** EXCERPT TO READ **
- - -
0

I have a large data array (Invoke-Sqlcmd export, array variable), lets say it contains all of our 'customers'. I have large data list (Local search results, string variable), lets say it contains all of our 'paying customers' I want to create a final array by subtracting the people in the list from the array, leaving me with 'customers who have not paid yet'. The code is doing exactly this but runs very slow, Im hoping to educate myeself on a quicker way.

The size of the first array is around 25,000 and the size of the list is around 20,000. Because the list is just a plain text variable, I first split it on new lines to allow the ForEach to take place (otherwise it registers as one object) The code im using to do this is:

$NewArray = $FirstArray

ForEach ($Customer In $List)
{
$NewArray = $NewArray | ? {$_.CustomerID -ne $Customer}
}

any help greatly appreciated, Thanks

  • 1
    Have a look at [`Compare-Object`](https://learn.microsoft.com/powershell/module/microsoft.powershell.utility/compare-object). While it'll perform better than a loop in PowerShell code, it's no speed demon either. – mklement0 Jul 26 '22 at 16:22
  • 1
    Using this [`Join-Object script`](https://www.powershellgallery.com/packages/Join)/[`Join-Object Module`](https://www.powershellgallery.com/packages/JoinModule) (see also: [In Powershell, what's the best way to join two tables into one?](https://stackoverflow.com/a/45483110/1701026)): `$List |OuterJoin $FirstArray -On CustomerId` – iRon Jul 26 '22 at 16:35
  • 1
    Good suggestions. Another way is to use a `Hashtable`, which is a great topic to learn in any case. Hint: `Hashtable` has a `Remove(Key)` method, that provides fast search-and-remove operation. – zett42 Jul 26 '22 at 16:45
  • 1
    how about `$list.Where{$_ -notin $firstArray.CustomerID}`? – Abraham Zinala Jul 26 '22 at 18:21
  • 2
    @AbrahamZinala This would propably be even worse than OPs code as it creates a temporary array of all `CustomerID` properties from `$firstArray` for *each* element of `$list`. Then it linearly searches the array for matching `CustomerID`, also for *each* element of `$list`. – zett42 Jul 26 '22 at 21:02
  • 1
    @zett42, so the better approach would be to use `$firstArray.CustomerID.Where{$_ -notin $list}`? `-notin` replaces the foreach statement in this case. In all honesty, I got confused on what they were asking so I threw out a suggestion:) – Abraham Zinala Jul 26 '22 at 21:05
  • 2
    @AbrahamZinala Better, but `-notin` still uses linear search. That can only be improved using a data structure optimized for fast lookup, such as a hashtable or a hashset. You could also sort the input array by `CustomerID` and then do a binary search, but that is still slower than hashtable lookup, for such a big array. – zett42 Jul 26 '22 at 21:12
  • 1
    @zett42, ahh wait, I stand corrected. Nonetheless, restructuring the list into an array isn't efficient for the OP's immediate use. Perhaps from here on out it's the way forward. – Abraham Zinala Jul 26 '22 at 21:23
  • Thanks all, I've taken all suggestions onboard and will give it some testing with the response provided by MClayton below, really appreciate it great work all. – RhysPickett Jul 27 '22 at 09:15

1 Answers1

1

I've done a bit of performance testing, and by far and away the fastest approach is @zett42's suggestion of converting the customer list into a hashtable.
- - -
** INFORMATION SUPPLIED **

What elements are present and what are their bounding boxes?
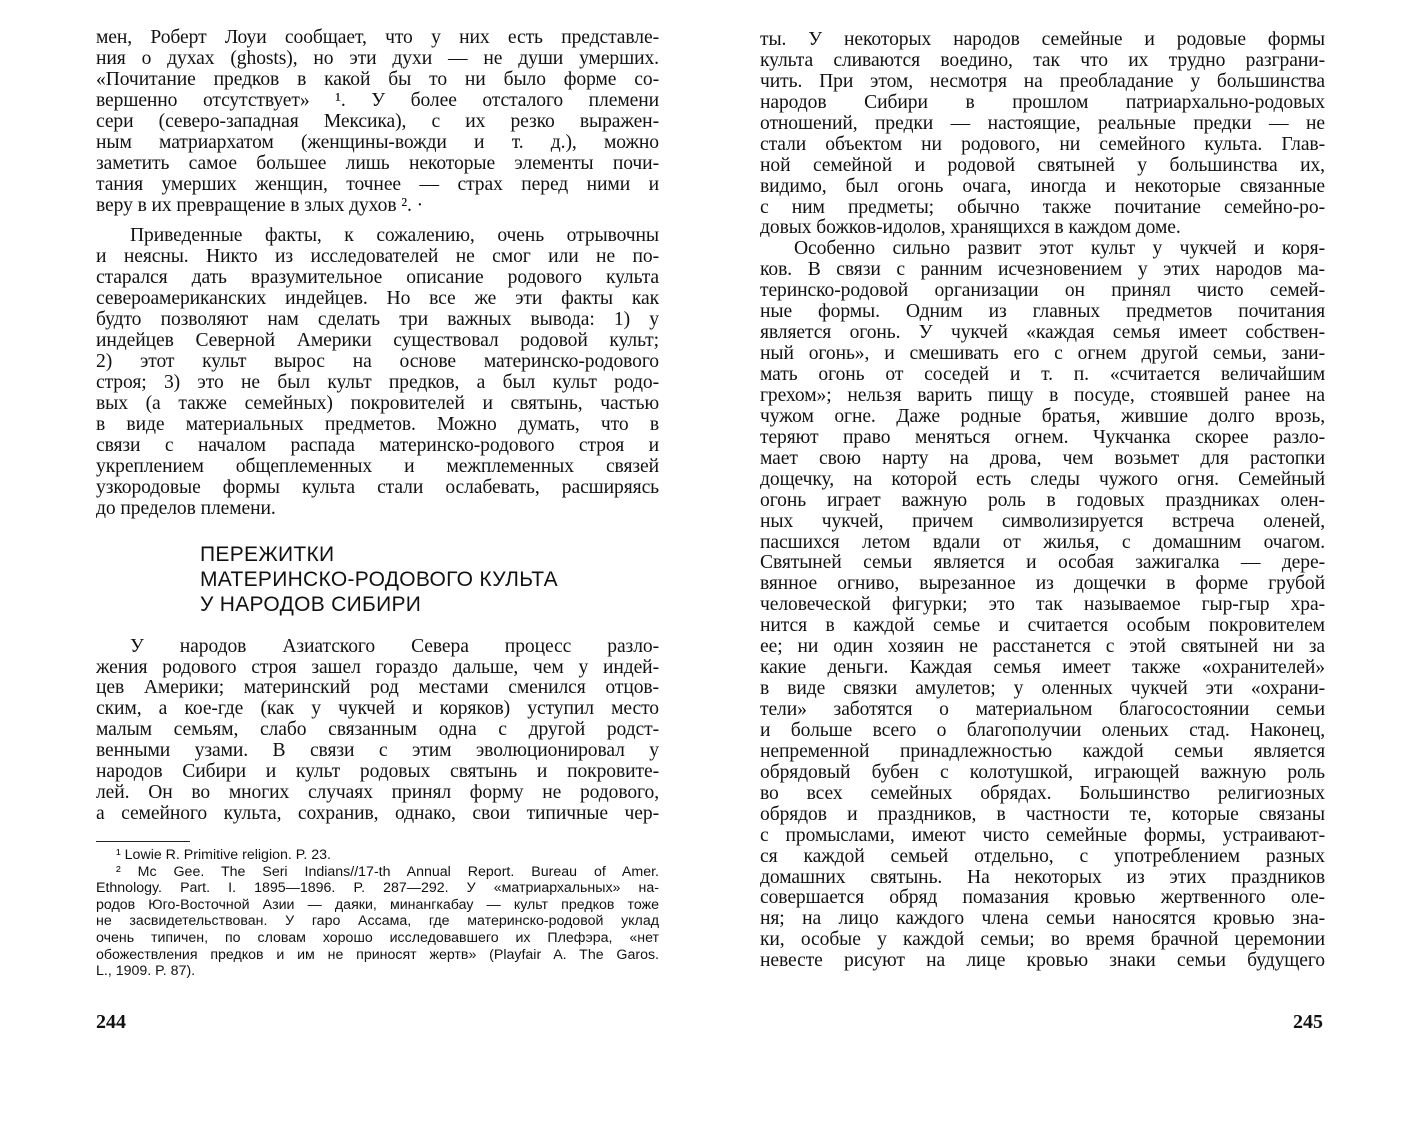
- - -
** THINGS TO DO **
1 – Write out the part of the PowerShell thread that begins at the words "I have a large" and ends after the words "($Customer In $List)".
2 – Answer these questions from the PowerShell thread.
(a) About how many entries are in the first array?
(b) Which cmdlet does mklement0 suggest looking at?
(c) Which Hashtable method does zett42 name for fast search-and-remove?
Rely on the forum thread alone and not on the data.

** EXPECTED ANSWERS **
1 –
I have a large data array (Invoke-Sqlcmd export, array variable), lets say it contains all of our 'customers'. I have large data list (Local search results, string variable), lets say it contains all of our 'paying customers' I want to create a final array by subtracting the people in the list from the array, leaving me with 'customers who have not paid yet'. The code is doing exactly this but runs very slow, Im hoping to educate myeself on a quicker way.

The size of the first array is around 25,000 and the size of the list is around 20,000. Because the list is just a plain text variable, I first split it on new lines to allow the ForEach to take place (otherwise it registers as one object) The code im using to do this is:

$NewArray = $FirstArray

ForEach ($Customer In $List)

2 –
(a) Around 25,000.
(b) Compare-Object.
(c) Remove(Key).